**Excerpt**.
++++

As the handsome young doctor tries to shrink her head, the viewer does too.

But even as Grace weaves a heart-rending tale about her miserable childhood and the heartbreaking loss of her only friend, both Jordan and the audience cannot help but wonder if she is a reliable narrator or if, like Scheherazade, she is just telling us what we want to hear.

Gadon is extraordinary as the chameleon-like Grace, who seems at once naive and canny, calculating yet open-hearted, traditional but rebellious.

While he battles his own romantic fantasies about her, Jordan must disentangle conflicting accounts of the murders, including Grace's own court testimony, which she says she was fed by her lawyer, and that of McDermott, who claims she was the mastermind.

There are periodic reminders of how women and other disadvantaged groups were - and continue to be - silenced, dismissed and, when it comes to sex or sexual transgressions, blamed.

And yet the story is clear-eyed enough to see how they try to make up for their lack of power through manipulations of their own - the way Jordan's landlady preys on his kindness when her husband abandons her, for instance, or how maids jockey for position in a household.

The writers channel Atwood's exquisite prose well with Grace's lyrical voice-over narration, in which she ruminates about everything from the unexpected joys of doing laundry to the rustling sound of the word "murderess".

++++

**Task brief**.
For each of these statements, answer yes or no according to the review of the series, quoting the words of the review that decide it.
1. McDermott claims that Grace was the mastermind of the murders.
2. Grace says she wrote her own court testimony.
3. Jordan's landlady was abandoned by her husband.

**Supplied information**.

++++

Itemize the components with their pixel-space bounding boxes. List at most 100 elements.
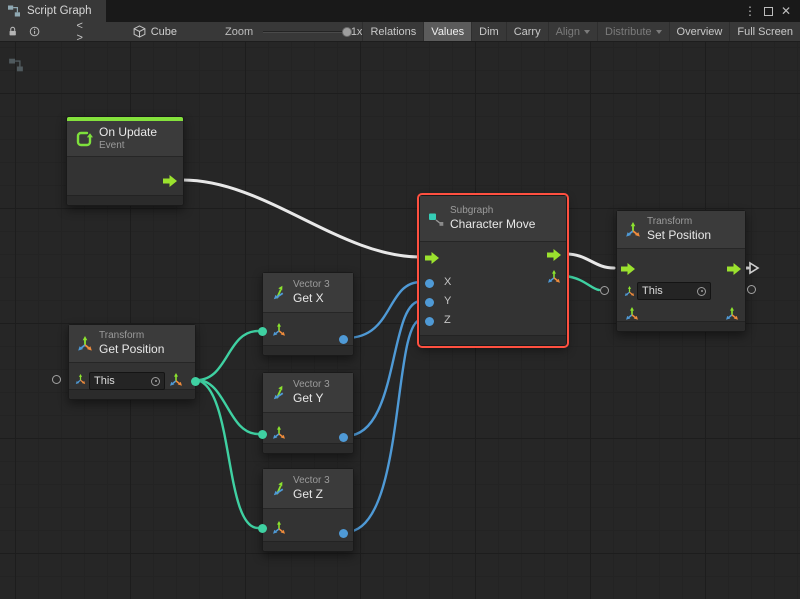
node-footer — [263, 443, 353, 453]
distribute-dropdown[interactable]: Distribute — [597, 22, 668, 41]
node-footer — [617, 321, 745, 331]
info-icon[interactable] — [29, 25, 40, 38]
node-footer — [263, 345, 353, 355]
getposition-this-input-port[interactable] — [52, 375, 61, 384]
zoom-slider-track[interactable] — [263, 31, 342, 33]
subgraph-icon — [428, 211, 444, 227]
window-maximize-button[interactable] — [759, 2, 777, 20]
node-subtitle: Event — [99, 140, 157, 152]
caret-down-icon — [584, 30, 590, 34]
this-object-field[interactable]: This — [637, 282, 711, 300]
window-close-button[interactable]: ✕ — [777, 2, 795, 20]
wire-gety-to-y — [346, 301, 421, 436]
graph-target-button[interactable]: Cube — [133, 25, 177, 38]
wire-onupdate-to-charactermove — [183, 180, 420, 257]
graph-target-label: Cube — [151, 26, 177, 38]
vector3-type-icon — [272, 323, 286, 337]
vector3-icon — [271, 385, 287, 401]
align-label: Align — [556, 26, 580, 38]
node-get-x[interactable]: Vector 3 Get X — [262, 272, 354, 356]
vector3-icon — [271, 285, 287, 301]
wire-getposition-to-getx — [197, 331, 258, 380]
node-type-label: Vector 3 — [293, 279, 330, 291]
node-title: Set Position — [647, 228, 711, 242]
distribute-label: Distribute — [605, 26, 651, 38]
edit-code-icon[interactable]: < > — [77, 20, 93, 44]
input-label-z: Z — [444, 314, 451, 326]
zoom-value: 1x — [351, 26, 363, 38]
node-get-y[interactable]: Vector 3 Get Y — [262, 372, 354, 454]
wire-getposition-to-gety — [197, 380, 258, 434]
setposition-target-output-port[interactable] — [747, 285, 756, 294]
align-dropdown[interactable]: Align — [548, 22, 597, 41]
carry-toggle[interactable]: Carry — [506, 22, 548, 41]
wire-getposition-to-getz — [197, 380, 258, 528]
node-get-position[interactable]: Transform Get Position This — [68, 324, 196, 400]
transform-icon — [77, 336, 93, 352]
vector3-output-icon[interactable] — [547, 270, 561, 284]
node-footer — [263, 541, 353, 551]
zoom-slider-handle[interactable] — [342, 27, 352, 37]
window-menu-button[interactable]: ⋮ — [741, 2, 759, 20]
transform-type-icon — [624, 286, 635, 297]
node-title: Character Move — [450, 217, 535, 231]
flow-input-port[interactable] — [425, 252, 439, 264]
toolbar-toggle-group: Relations Values Dim Carry Align Distrib… — [362, 22, 800, 41]
dim-toggle[interactable]: Dim — [471, 22, 506, 41]
zoom-slider[interactable] — [263, 26, 342, 38]
this-field-value: This — [94, 375, 147, 387]
node-on-update[interactable]: On Update Event — [66, 116, 184, 206]
vector-input-port[interactable] — [258, 524, 267, 533]
transform-icon — [625, 222, 641, 238]
position-output-port[interactable] — [191, 377, 200, 386]
vector3-type-icon — [169, 373, 183, 387]
vector3-output-icon[interactable] — [725, 307, 739, 321]
titlebar: Script Graph ⋮ ✕ — [0, 0, 800, 22]
node-title: On Update — [99, 125, 157, 139]
wire-charactermove-to-setposition — [566, 254, 614, 268]
node-title: Get Y — [293, 391, 330, 405]
on-update-loop-icon — [75, 130, 93, 148]
graph-canvas[interactable]: On Update Event Subgraph Character Move — [0, 42, 800, 599]
setposition-this-input-port[interactable] — [600, 286, 609, 295]
node-type-label: Subgraph — [450, 205, 535, 217]
vector-input-port[interactable] — [258, 430, 267, 439]
lock-icon[interactable] — [8, 25, 17, 38]
values-toggle[interactable]: Values — [423, 22, 471, 41]
overview-button[interactable]: Overview — [669, 22, 730, 41]
carry-label: Carry — [514, 26, 541, 38]
flow-continuation-port[interactable] — [748, 261, 760, 275]
full-screen-toggle[interactable]: Full Screen — [729, 22, 800, 41]
node-set-position[interactable]: Transform Set Position This — [616, 210, 746, 332]
wire-getz-to-z — [346, 320, 421, 532]
overview-label: Overview — [677, 26, 723, 38]
node-title: Get X — [293, 291, 330, 305]
node-character-move[interactable]: Subgraph Character Move X Y Z — [419, 195, 567, 346]
flow-output-port[interactable] — [163, 175, 177, 187]
object-picker-icon[interactable] — [697, 287, 706, 296]
maximize-icon — [764, 7, 773, 16]
script-graph-window: Script Graph ⋮ ✕ < > Cube Zoom 1x Relati… — [0, 0, 800, 599]
vector-input-port[interactable] — [258, 327, 267, 336]
node-footer — [69, 389, 195, 399]
this-object-field[interactable]: This — [89, 372, 165, 390]
node-get-z[interactable]: Vector 3 Get Z — [262, 468, 354, 552]
y-output-port[interactable] — [339, 433, 348, 442]
z-output-port[interactable] — [339, 529, 348, 538]
x-output-port[interactable] — [339, 335, 348, 344]
vector3-input-icon[interactable] — [625, 307, 639, 321]
relations-toggle[interactable]: Relations — [362, 22, 423, 41]
graph-toolbar: < > Cube Zoom 1x Relations Values Dim Ca… — [0, 22, 800, 42]
input-port-y[interactable] — [425, 298, 434, 307]
node-type-label: Transform — [99, 330, 164, 342]
flow-output-port[interactable] — [547, 249, 561, 261]
node-title: Get Z — [293, 487, 330, 501]
input-port-z[interactable] — [425, 317, 434, 326]
node-type-label: Vector 3 — [293, 475, 330, 487]
node-title: Get Position — [99, 342, 164, 356]
object-picker-icon[interactable] — [151, 377, 160, 386]
vector3-type-icon — [272, 521, 286, 535]
flow-input-port[interactable] — [621, 263, 635, 275]
input-port-x[interactable] — [425, 279, 434, 288]
flow-output-port[interactable] — [727, 263, 741, 275]
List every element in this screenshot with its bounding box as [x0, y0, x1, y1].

++++

**Answer**.
1. Yes: "McDermott, who claims she was the mastermind"
2. No: "which she says she was fed by her lawyer"
3. Yes: "when her husband abandons her"